What you are asked to do: Answer with nothing but a number: how many lines include the word "JSON"?
Start of Given data
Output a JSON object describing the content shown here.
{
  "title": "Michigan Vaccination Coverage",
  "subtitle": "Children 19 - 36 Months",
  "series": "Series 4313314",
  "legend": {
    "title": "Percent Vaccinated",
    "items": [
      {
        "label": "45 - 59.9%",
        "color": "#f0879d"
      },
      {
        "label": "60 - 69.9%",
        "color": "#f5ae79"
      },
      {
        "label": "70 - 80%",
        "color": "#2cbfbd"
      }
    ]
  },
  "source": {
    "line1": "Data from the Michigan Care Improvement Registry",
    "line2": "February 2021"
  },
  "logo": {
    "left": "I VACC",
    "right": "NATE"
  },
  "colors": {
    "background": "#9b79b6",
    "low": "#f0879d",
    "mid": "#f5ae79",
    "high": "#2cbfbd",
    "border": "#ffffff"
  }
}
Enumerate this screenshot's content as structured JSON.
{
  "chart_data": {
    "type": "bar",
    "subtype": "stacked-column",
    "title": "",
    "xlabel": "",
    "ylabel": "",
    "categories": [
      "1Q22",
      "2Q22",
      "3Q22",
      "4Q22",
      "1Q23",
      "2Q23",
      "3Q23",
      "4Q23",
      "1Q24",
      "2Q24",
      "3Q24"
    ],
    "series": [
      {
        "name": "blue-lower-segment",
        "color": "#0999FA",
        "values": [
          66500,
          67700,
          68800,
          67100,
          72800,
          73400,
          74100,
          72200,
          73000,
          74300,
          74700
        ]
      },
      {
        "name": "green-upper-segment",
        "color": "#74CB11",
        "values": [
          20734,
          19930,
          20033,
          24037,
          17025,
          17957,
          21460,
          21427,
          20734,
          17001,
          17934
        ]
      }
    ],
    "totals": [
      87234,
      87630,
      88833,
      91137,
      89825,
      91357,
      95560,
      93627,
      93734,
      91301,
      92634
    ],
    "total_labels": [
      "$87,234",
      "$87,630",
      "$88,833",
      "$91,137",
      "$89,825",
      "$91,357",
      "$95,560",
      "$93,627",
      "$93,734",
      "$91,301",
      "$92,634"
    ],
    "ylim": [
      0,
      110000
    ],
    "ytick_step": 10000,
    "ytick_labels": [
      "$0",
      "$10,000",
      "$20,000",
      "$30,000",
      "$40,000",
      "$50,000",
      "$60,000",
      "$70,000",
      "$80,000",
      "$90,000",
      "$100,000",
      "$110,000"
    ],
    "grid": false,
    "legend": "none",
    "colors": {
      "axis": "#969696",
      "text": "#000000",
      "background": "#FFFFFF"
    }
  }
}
End of Given data
The answer: 2